REQUIREMENT: Repeat the material below exactly, line for line.

SOURCE DATA:
◇ ◇ ◇ ◇ ◇

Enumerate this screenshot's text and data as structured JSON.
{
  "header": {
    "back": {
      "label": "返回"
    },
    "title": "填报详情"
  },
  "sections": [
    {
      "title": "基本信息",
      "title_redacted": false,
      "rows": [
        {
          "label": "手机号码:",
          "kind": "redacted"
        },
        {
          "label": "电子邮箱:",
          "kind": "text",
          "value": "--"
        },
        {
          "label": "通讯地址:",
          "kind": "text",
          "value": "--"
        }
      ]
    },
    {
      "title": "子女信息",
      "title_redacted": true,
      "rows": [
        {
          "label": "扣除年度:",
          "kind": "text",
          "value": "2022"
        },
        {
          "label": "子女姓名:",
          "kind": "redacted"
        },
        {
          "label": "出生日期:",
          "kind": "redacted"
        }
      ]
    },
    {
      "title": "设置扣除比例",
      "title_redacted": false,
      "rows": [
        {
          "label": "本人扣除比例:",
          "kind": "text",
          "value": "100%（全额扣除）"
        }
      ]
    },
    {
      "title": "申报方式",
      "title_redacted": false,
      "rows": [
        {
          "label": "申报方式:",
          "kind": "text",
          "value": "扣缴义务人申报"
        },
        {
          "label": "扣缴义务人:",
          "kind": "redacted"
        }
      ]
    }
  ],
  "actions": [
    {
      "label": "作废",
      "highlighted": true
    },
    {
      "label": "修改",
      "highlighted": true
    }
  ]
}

◇ ◇ ◇ ◇ ◇

SOLUTION:
Enumerate this screenshot's text and data as structured JSON.
{
  "header": {
    "back": {
      "label": "返回"
    },
    "title": "填报详情"
  },
  "sections": [
    {
      "title": "基本信息",
      "title_redacted": false,
      "rows": [
        {
          "label": "手机号码:",
          "kind": "redacted"
        },
        {
          "label": "电子邮箱:",
          "kind": "text",
          "value": "--"
        },
        {
          "label": "通讯地址:",
          "kind": "text",
          "value": "--"
        }
      ]
    },
    {
      "title": "子女信息",
      "title_redacted": true,
      "rows": [
        {
          "label": "扣除年度:",
          "kind": "text",
          "value": "2022"
        },
        {
          "label": "子女姓名:",
          "kind": "redacted"
        },
        {
          "label": "出生日期:",
          "kind": "redacted"
        }
      ]
    },
    {
      "title": "设置扣除比例",
      "title_redacted": false,
      "rows": [
        {
          "label": "本人扣除比例:",
          "kind": "text",
          "value": "100%（全额扣除）"
        }
      ]
    },
    {
      "title": "申报方式",
      "title_redacted": false,
      "rows": [
        {
          "label": "申报方式:",
          "kind": "text",
          "value": "扣缴义务人申报"
        },
        {
          "label": "扣缴义务人:",
          "kind": "redacted"
        }
      ]
    }
  ],
  "actions": [
    {
      "label": "作废",
      "highlighted": true
    },
    {
      "label": "修改",
      "highlighted": true
    }
  ]
}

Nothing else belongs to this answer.